Aim:
Extract the records in full, leaving every picture out.

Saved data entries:
>> BEGIN
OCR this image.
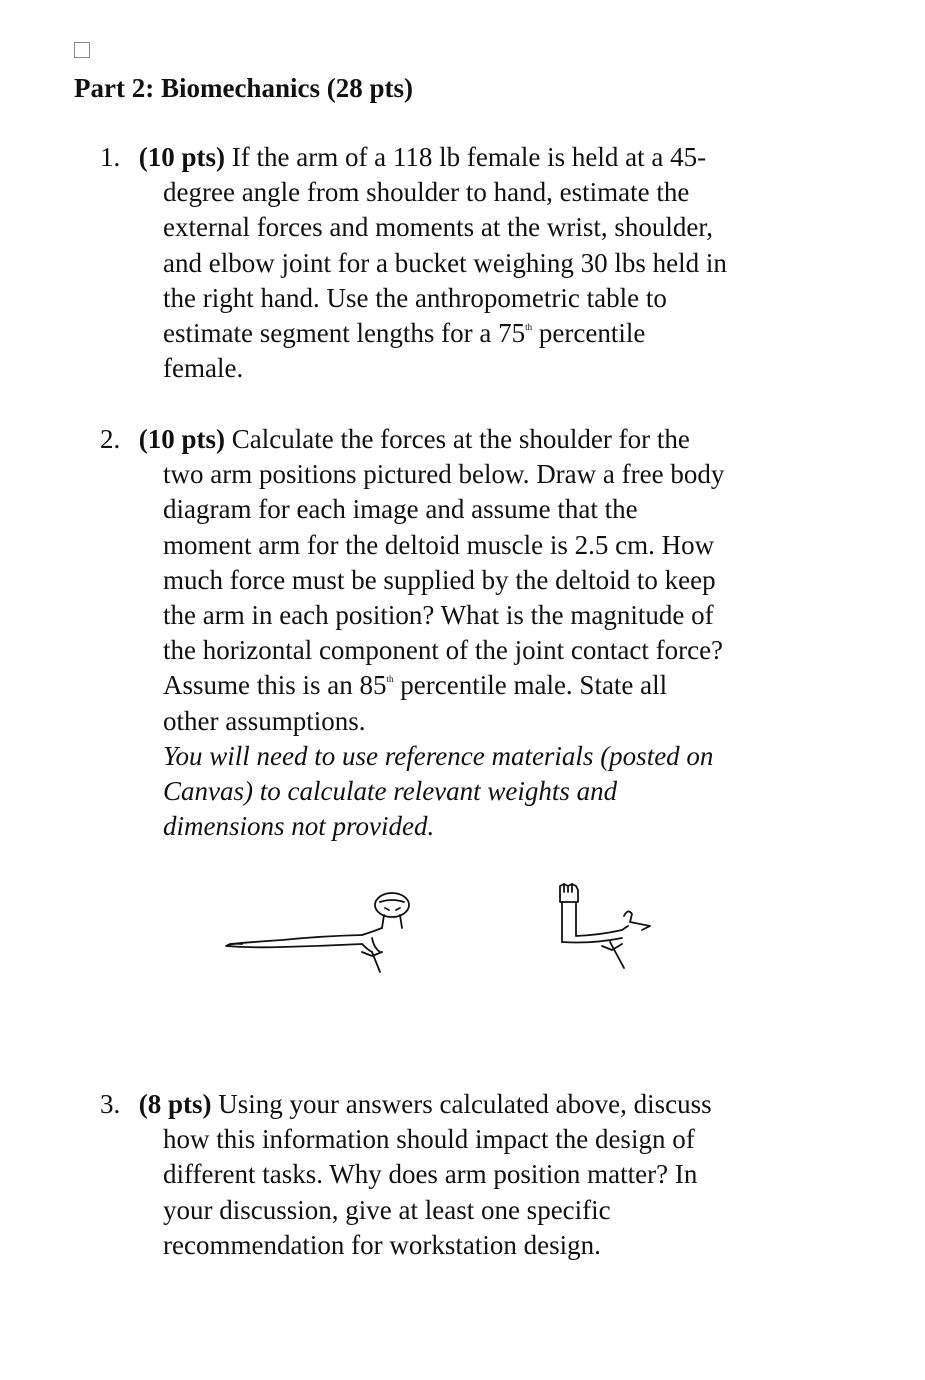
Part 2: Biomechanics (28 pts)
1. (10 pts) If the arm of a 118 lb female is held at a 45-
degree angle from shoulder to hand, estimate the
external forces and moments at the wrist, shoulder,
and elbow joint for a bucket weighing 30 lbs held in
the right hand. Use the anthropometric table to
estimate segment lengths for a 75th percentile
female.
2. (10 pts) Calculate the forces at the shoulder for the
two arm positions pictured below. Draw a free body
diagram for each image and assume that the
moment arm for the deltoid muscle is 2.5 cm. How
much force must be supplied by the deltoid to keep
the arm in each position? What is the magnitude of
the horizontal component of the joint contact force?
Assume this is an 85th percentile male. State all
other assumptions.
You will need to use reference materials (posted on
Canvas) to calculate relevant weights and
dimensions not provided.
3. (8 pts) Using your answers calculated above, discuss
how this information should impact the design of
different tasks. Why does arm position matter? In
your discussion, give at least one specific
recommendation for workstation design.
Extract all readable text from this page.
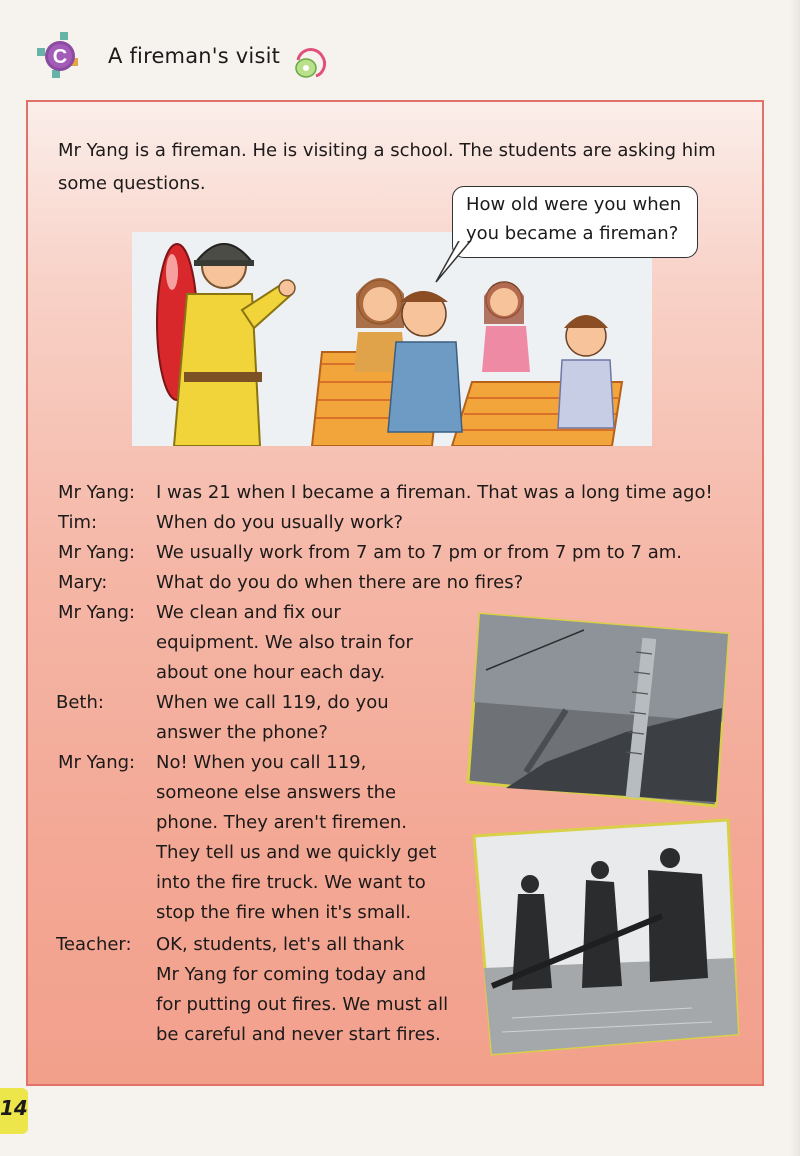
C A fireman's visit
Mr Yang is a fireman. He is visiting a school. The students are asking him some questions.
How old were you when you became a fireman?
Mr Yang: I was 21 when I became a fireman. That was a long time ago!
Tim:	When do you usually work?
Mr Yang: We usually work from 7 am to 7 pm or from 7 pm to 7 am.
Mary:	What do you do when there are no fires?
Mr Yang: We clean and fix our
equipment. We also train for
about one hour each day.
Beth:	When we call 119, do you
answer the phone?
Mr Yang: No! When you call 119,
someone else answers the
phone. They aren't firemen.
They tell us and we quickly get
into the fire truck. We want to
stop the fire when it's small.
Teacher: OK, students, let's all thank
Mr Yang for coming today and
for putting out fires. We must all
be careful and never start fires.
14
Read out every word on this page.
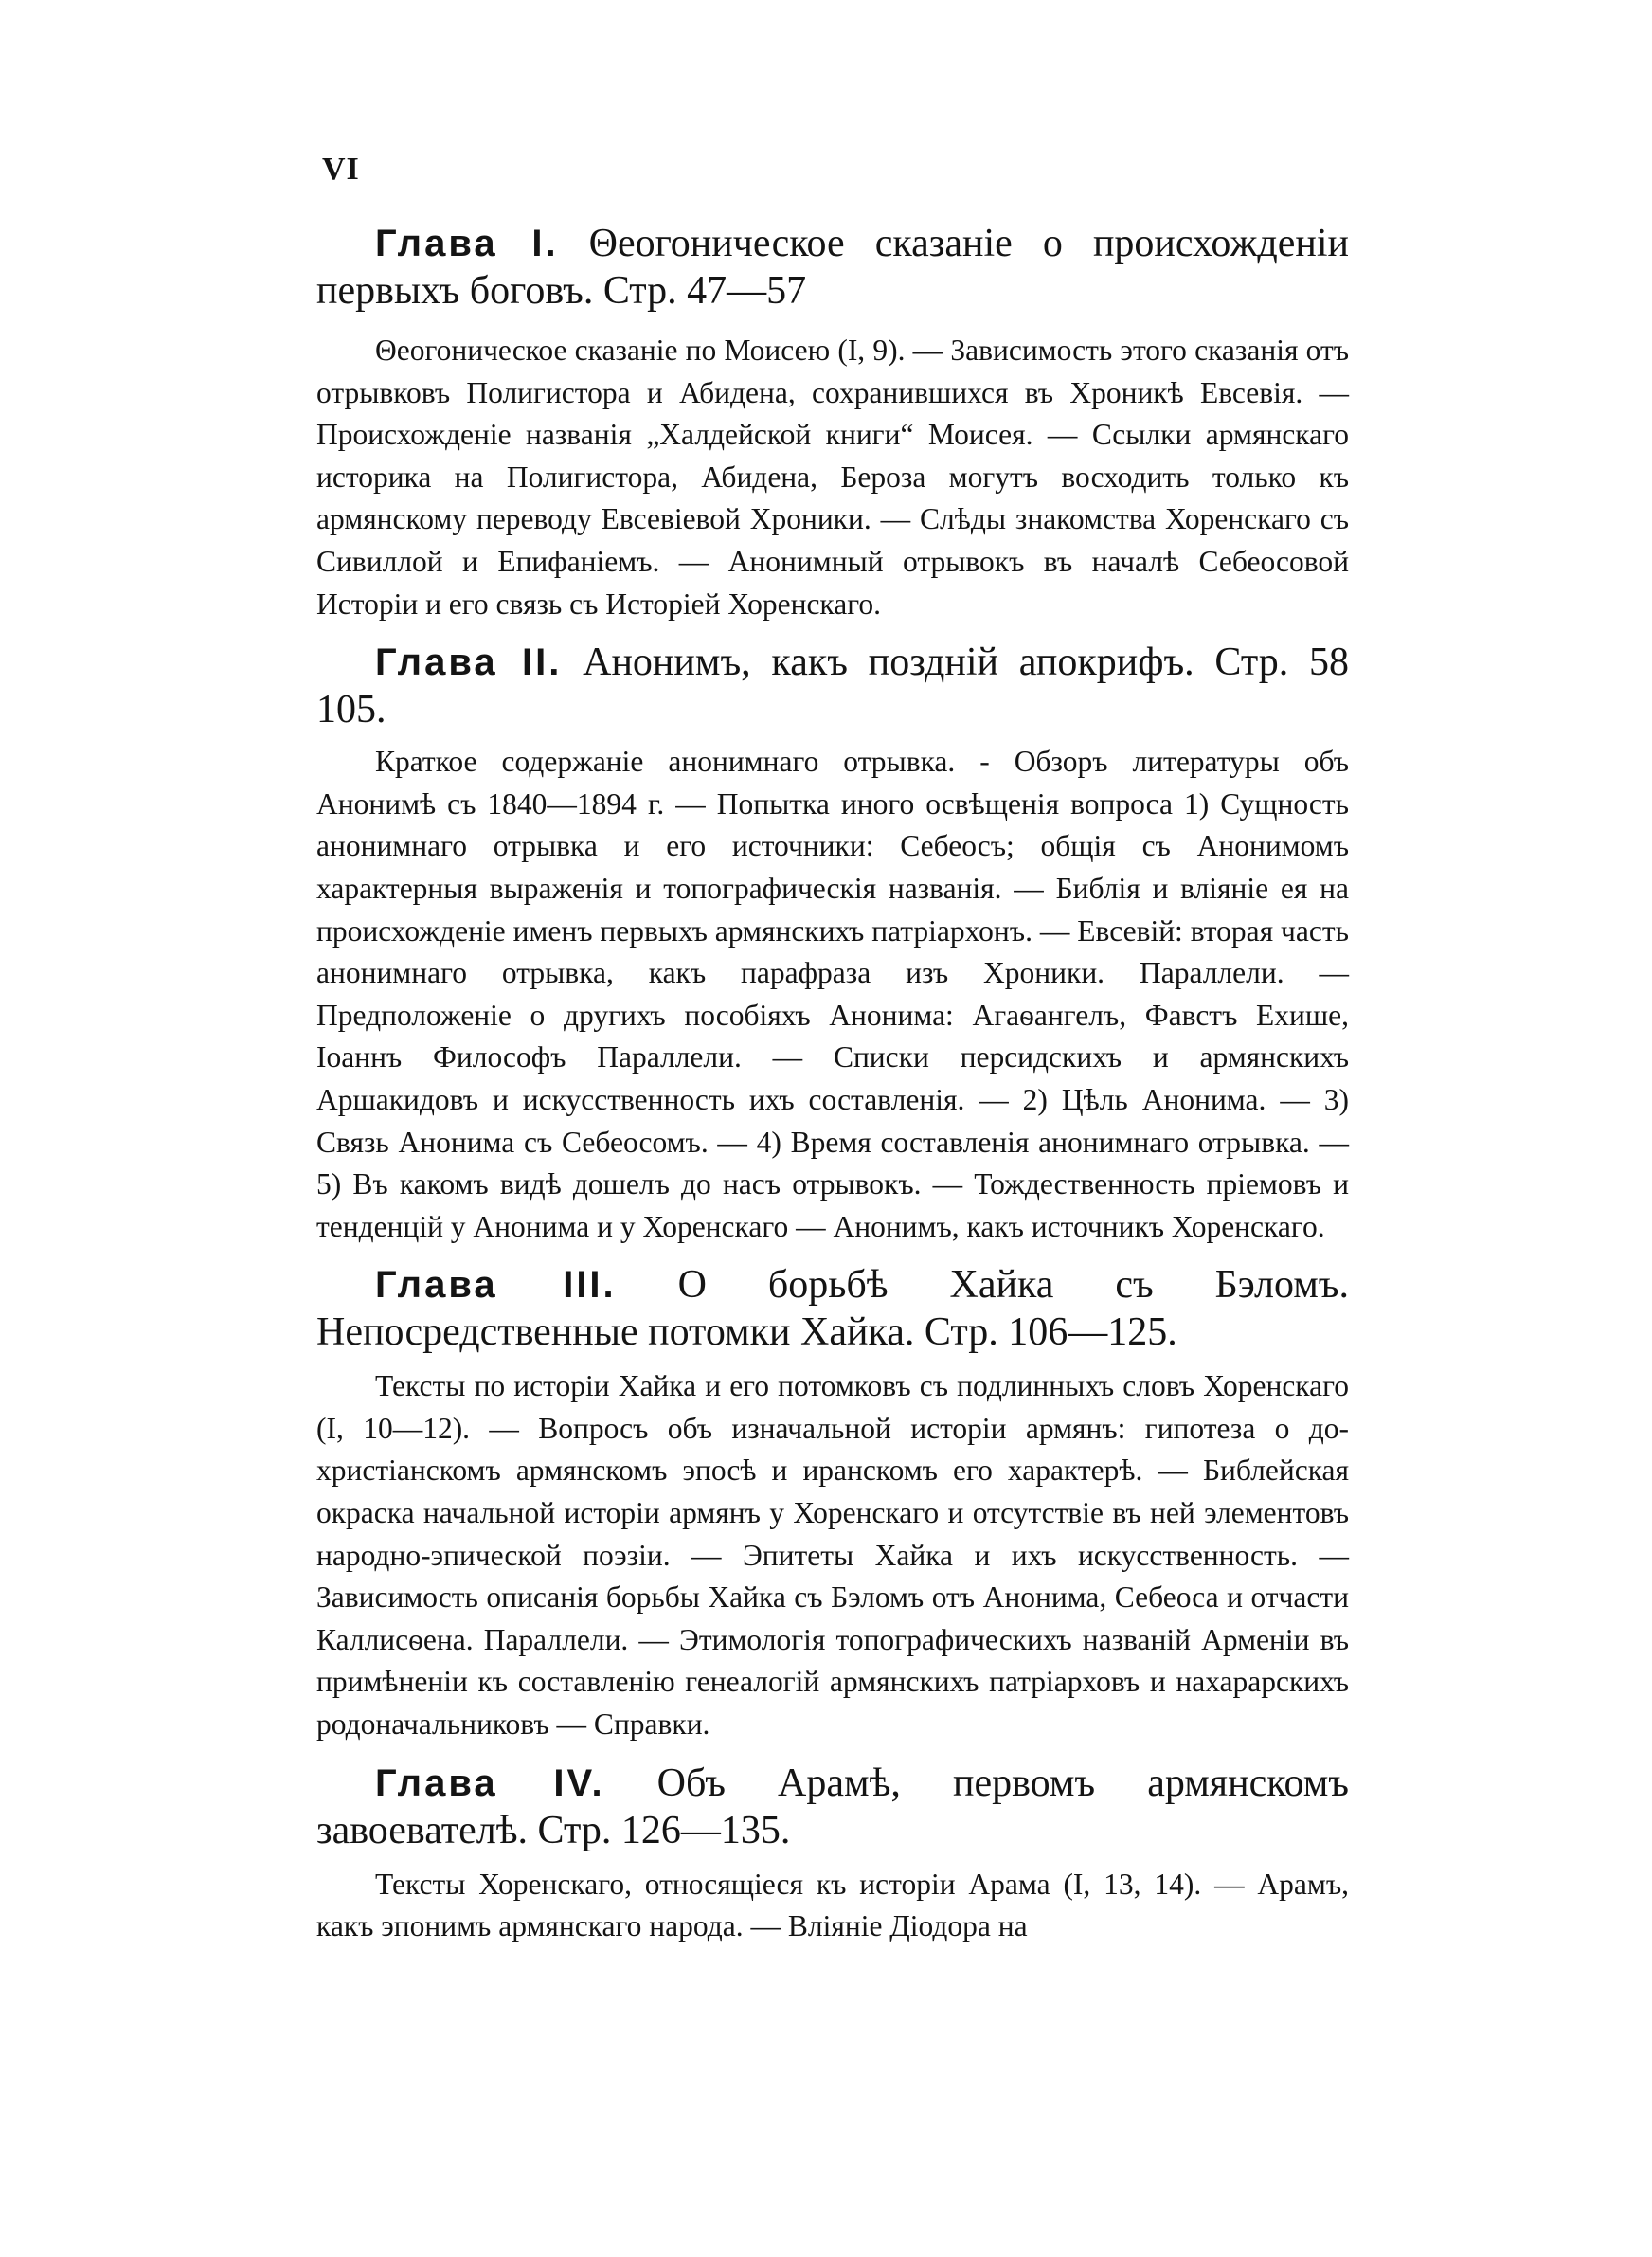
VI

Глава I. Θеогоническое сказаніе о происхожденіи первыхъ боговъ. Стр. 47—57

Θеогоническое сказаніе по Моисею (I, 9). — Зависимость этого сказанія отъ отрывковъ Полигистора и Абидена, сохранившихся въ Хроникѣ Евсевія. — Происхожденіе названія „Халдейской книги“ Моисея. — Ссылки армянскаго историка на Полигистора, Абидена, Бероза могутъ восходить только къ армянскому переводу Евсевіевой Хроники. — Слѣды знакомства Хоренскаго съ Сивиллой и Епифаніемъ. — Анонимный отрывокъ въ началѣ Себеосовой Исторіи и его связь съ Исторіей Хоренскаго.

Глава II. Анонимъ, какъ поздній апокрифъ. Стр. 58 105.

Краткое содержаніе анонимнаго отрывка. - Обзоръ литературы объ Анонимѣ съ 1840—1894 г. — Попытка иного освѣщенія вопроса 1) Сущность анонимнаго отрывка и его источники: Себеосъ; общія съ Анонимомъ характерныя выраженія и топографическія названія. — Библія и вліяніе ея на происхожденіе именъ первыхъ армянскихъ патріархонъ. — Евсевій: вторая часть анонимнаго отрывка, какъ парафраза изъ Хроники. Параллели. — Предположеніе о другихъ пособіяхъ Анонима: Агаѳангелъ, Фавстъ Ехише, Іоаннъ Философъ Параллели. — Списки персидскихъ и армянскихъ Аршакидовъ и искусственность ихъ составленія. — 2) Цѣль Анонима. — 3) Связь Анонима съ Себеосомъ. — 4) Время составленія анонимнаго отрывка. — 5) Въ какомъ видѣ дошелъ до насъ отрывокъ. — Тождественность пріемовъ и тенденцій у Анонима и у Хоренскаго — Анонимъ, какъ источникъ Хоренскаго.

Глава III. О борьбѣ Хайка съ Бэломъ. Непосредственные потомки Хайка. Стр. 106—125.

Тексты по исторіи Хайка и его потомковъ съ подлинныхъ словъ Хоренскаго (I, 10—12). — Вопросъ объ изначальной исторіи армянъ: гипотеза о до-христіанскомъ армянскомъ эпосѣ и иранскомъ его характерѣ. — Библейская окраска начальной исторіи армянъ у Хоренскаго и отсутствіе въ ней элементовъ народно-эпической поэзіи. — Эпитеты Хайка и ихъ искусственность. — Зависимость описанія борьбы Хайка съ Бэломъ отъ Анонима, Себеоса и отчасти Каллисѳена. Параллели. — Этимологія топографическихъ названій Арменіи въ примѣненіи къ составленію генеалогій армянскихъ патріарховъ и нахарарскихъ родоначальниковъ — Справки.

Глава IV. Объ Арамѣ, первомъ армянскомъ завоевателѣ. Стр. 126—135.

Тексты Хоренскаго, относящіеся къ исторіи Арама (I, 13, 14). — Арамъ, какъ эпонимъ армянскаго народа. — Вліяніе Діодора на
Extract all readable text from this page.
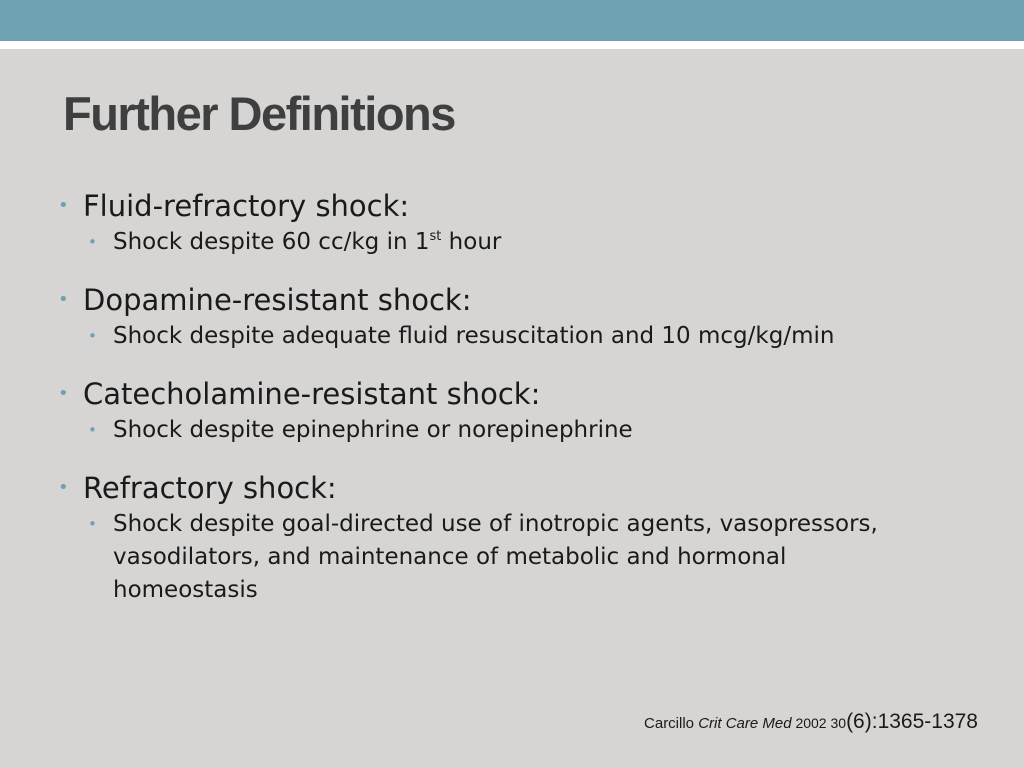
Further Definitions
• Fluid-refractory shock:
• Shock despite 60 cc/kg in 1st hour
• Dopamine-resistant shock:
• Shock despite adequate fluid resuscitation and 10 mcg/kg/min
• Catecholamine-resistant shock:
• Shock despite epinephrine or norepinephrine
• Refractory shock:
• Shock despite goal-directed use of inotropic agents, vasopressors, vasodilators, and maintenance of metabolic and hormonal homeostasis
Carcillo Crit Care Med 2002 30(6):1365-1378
>> END
Answer to the task:
OCR this image.
Part 2: Biomechanics (28 pts)
1. (10 pts) If the arm of a 118 lb female is held at a 45-
degree angle from shoulder to hand, estimate the
external forces and moments at the wrist, shoulder,
and elbow joint for a bucket weighing 30 lbs held in
the right hand. Use the anthropometric table to
estimate segment lengths for a 75th percentile
female.
2. (10 pts) Calculate the forces at the shoulder for the
two arm positions pictured below. Draw a free body
diagram for each image and assume that the
moment arm for the deltoid muscle is 2.5 cm. How
much force must be supplied by the deltoid to keep
the arm in each position? What is the magnitude of
the horizontal component of the joint contact force?
Assume this is an 85th percentile male. State all
other assumptions.
You will need to use reference materials (posted on
Canvas) to calculate relevant weights and
dimensions not provided.
3. (8 pts) Using your answers calculated above, discuss
how this information should impact the design of
different tasks. Why does arm position matter? In
your discussion, give at least one specific
recommendation for workstation design.
Extract all readable text from this page.
C A fireman's visit
Mr Yang is a fireman. He is visiting a school. The students are asking him some questions.
How old were you when you became a fireman?
Mr Yang: I was 21 when I became a fireman. That was a long time ago!
Tim:	When do you usually work?
Mr Yang: We usually work from 7 am to 7 pm or from 7 pm to 7 am.
Mary:	What do you do when there are no fires?
Mr Yang: We clean and fix our
equipment. We also train for
about one hour each day.
Beth:	When we call 119, do you
answer the phone?
Mr Yang: No! When you call 119,
someone else answers the
phone. They aren't firemen.
They tell us and we quickly get
into the fire truck. We want to
stop the fire when it's small.
Teacher: OK, students, let's all thank
Mr Yang for coming today and
for putting out fires. We must all
be careful and never start fires.
14
Read out every word on this page.
VI

Глава I. Θеогоническое сказаніе о происхожденіи первыхъ боговъ. Стр. 47—57

Θеогоническое сказаніе по Моисею (I, 9). — Зависимость этого сказанія отъ отрывковъ Полигистора и Абидена, сохранившихся въ Хроникѣ Евсевія. — Происхожденіе названія „Халдейской книги“ Моисея. — Ссылки армянскаго историка на Полигистора, Абидена, Бероза могутъ восходить только къ армянскому переводу Евсевіевой Хроники. — Слѣды знакомства Хоренскаго съ Сивиллой и Епифаніемъ. — Анонимный отрывокъ въ началѣ Себеосовой Исторіи и его связь съ Исторіей Хоренскаго.

Глава II. Анонимъ, какъ поздній апокрифъ. Стр. 58 105.

Краткое содержаніе анонимнаго отрывка. - Обзоръ литературы объ Анонимѣ съ 1840—1894 г. — Попытка иного освѣщенія вопроса 1) Сущность анонимнаго отрывка и его источники: Себеосъ; общія съ Анонимомъ характерныя выраженія и топографическія названія. — Библія и вліяніе ея на происхожденіе именъ первыхъ армянскихъ патріархонъ. — Евсевій: вторая часть анонимнаго отрывка, какъ парафраза изъ Хроники. Параллели. — Предположеніе о другихъ пособіяхъ Анонима: Агаѳангелъ, Фавстъ Ехише, Іоаннъ Философъ Параллели. — Списки персидскихъ и армянскихъ Аршакидовъ и искусственность ихъ составленія. — 2) Цѣль Анонима. — 3) Связь Анонима съ Себеосомъ. — 4) Время составленія анонимнаго отрывка. — 5) Въ какомъ видѣ дошелъ до насъ отрывокъ. — Тождественность пріемовъ и тенденцій у Анонима и у Хоренскаго — Анонимъ, какъ источникъ Хоренскаго.

Глава III. О борьбѣ Хайка съ Бэломъ. Непосредственные потомки Хайка. Стр. 106—125.

Тексты по исторіи Хайка и его потомковъ съ подлинныхъ словъ Хоренскаго (I, 10—12). — Вопросъ объ изначальной исторіи армянъ: гипотеза о до-христіанскомъ армянскомъ эпосѣ и иранскомъ его характерѣ. — Библейская окраска начальной исторіи армянъ у Хоренскаго и отсутствіе въ ней элементовъ народно-эпической поэзіи. — Эпитеты Хайка и ихъ искусственность. — Зависимость описанія борьбы Хайка съ Бэломъ отъ Анонима, Себеоса и отчасти Каллисѳена. Параллели. — Этимологія топографическихъ названій Арменіи въ примѣненіи къ составленію генеалогій армянскихъ патріарховъ и нахарарскихъ родоначальниковъ — Справки.

Глава IV. Объ Арамѣ, первомъ армянскомъ завоевателѣ. Стр. 126—135.

Тексты Хоренскаго, относящіеся къ исторіи Арама (I, 13, 14). — Арамъ, какъ эпонимъ армянскаго народа. — Вліяніе Діодора на
Extract all readable text from this page.
Further Definitions
• Fluid-refractory shock:
• Shock despite 60 cc/kg in 1st hour
• Dopamine-resistant shock:
• Shock despite adequate fluid resuscitation and 10 mcg/kg/min
• Catecholamine-resistant shock:
• Shock despite epinephrine or norepinephrine
• Refractory shock:
• Shock despite goal-directed use of inotropic agents, vasopressors, vasodilators, and maintenance of metabolic and hormonal homeostasis
Carcillo Crit Care Med 2002 30(6):1365-1378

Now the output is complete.